> Sorunlar ve Görevler
**1)** Taksir metninde "Öte yandan, tıpkı" ifadesinden "taksir söz konusu olur." ifadesine kadar olan kısmı hiç değiştirmeden yazın.
**2)** Taksir metnindeki şu cümleyi İngilizceye çevirin: "Örneğin motorlu araç kullanırken uyulması gereken kurallar objektif olarak bellidir; bunlar kişiden kişiye değişmezler."

> Metin Bölümü

··········

Türk Ceza Hukukunda Taksir
Taksir Nedir?
Manevi unsurun diğer bir türüdür. Kanun’un 22/2-3. maddesinde tanımlanmıştır. 22/2. maddedeki tanıma göre. “Taksir, dikkat ve özen yükümlülüğüne aykırılık dolayısıyla, bir davranışın suçun kanunî tanımında belirtilen neticesi öngörülmeyerek gerçekleştirilmesidir.” Bilinçli taksir hâli ise 22/3. maddede tanımlanmaktadır. Buna göre ise, “Kişinin öngördüğü neticeyi istememesine karşın, neticenin meydana gelmesi halinde bilinçli taksir vardır. ”
Taksirle gerçekleştirilen davranışın haksızlık unsurunu, objektif özen yükümlülüğünün ihlali oluşturur. Bu yükümlülüğün tayininde, failin şahsi kabiliyetleri gözönünde bulundurulmaksızın, objektif esastan hareket edilir. Objektif özen yükümlülüğü, belli kişiden soyut, gereklilik yargısını ifade eder. Örneğin motorlu araç kullanırken uyulması gereken kurallar objektif olarak bellidir; bunlar kişiden kişiye değişmezler. Bu hem bilinçli hem bilinçsiz taksir hâli için böyledir.
Öte yandan, tıpkı dikkat ve özen yükümlülüğünde olduğu gibi neticenin öngörülebilirliği de objektif açıdan değerlendirilmelidir. Başka bir ifadeyle, taksir halinin yalnızca herkes tarafından öngörülebilir neticeler bakımından geçerlilik arz ettiğine dikkat edilmelidir. Eğer bir netice hiç kimse tarafından (yani objektif olarak) öngörülebilir değilse kaza-tesadüf hali söz konusu olur. Objektif olarak öngörülebilmesi mümkün olan netice failce öngörülememişse bilinçsiz taksir, öngörülmüş ancak fail kendi yeteneklerine, şuuruna güvenerek “bir şey olmaz” düşüncesiyle neticeyi istemeksizin hareket etmişse bilinçli taksir söz konusu olur.

··········

> Listelenen Kayıtlar
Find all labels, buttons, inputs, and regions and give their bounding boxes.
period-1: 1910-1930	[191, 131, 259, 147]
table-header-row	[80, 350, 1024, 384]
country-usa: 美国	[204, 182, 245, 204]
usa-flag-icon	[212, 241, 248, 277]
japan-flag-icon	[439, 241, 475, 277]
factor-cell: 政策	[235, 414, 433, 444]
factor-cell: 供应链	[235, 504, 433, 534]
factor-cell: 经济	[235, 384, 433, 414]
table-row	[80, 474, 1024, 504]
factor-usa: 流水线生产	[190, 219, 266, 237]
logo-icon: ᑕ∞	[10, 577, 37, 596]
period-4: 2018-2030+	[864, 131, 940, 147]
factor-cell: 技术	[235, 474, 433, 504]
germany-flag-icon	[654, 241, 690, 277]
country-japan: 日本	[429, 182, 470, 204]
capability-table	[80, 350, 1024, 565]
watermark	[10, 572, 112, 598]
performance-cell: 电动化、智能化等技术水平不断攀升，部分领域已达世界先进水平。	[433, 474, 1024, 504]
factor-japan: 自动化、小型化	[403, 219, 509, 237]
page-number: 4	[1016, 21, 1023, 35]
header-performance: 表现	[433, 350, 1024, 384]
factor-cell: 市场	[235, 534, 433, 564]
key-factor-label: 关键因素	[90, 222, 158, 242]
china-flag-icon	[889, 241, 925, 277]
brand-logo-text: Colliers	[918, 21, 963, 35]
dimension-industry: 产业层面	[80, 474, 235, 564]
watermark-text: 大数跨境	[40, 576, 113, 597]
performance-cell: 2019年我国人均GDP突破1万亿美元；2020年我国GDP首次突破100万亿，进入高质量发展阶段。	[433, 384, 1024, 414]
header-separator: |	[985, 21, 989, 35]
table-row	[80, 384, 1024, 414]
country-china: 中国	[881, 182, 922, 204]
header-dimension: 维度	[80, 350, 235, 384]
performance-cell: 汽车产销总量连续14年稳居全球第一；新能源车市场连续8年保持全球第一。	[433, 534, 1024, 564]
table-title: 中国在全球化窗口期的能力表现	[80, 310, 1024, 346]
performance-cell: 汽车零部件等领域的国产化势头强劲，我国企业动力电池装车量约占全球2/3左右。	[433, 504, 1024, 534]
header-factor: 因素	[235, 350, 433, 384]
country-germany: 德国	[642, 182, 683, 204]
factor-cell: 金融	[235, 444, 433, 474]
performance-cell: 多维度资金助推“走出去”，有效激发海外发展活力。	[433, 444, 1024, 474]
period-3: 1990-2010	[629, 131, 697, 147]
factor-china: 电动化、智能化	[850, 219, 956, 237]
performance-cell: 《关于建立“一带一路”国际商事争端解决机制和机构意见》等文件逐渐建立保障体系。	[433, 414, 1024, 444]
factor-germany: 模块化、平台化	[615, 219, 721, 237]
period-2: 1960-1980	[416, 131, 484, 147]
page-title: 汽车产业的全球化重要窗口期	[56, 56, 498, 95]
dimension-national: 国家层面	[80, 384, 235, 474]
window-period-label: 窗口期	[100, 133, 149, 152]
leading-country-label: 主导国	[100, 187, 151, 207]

··········

> Görev Çıktıları
**1)**
Öte yandan, tıpkı dikkat ve özen yükümlülüğünde olduğu gibi neticenin öngörülebilirliği de objektif açıdan değerlendirilmelidir. Başka bir ifadeyle, taksir halinin yalnızca herkes tarafından öngörülebilir neticeler bakımından geçerlilik arz ettiğine dikkat edilmelidir. Eğer bir netice hiç kimse tarafından (yani objektif olarak) öngörülebilir değilse kaza-tesadüf hali söz konusu olur. Objektif olarak öngörülebilmesi mümkün olan netice failce öngörülememişse bilinçsiz taksir, öngörülmüş ancak fail kendi yeteneklerine, şuuruna güvenerek “bir şey olmaz” düşüncesiyle neticeyi istemeksizin hareket etmişse bilinçli taksir söz konusu olur.

**2)** For example, the rules to be followed while driving a motor vehicle are objectively clear; they do not vary from person to person.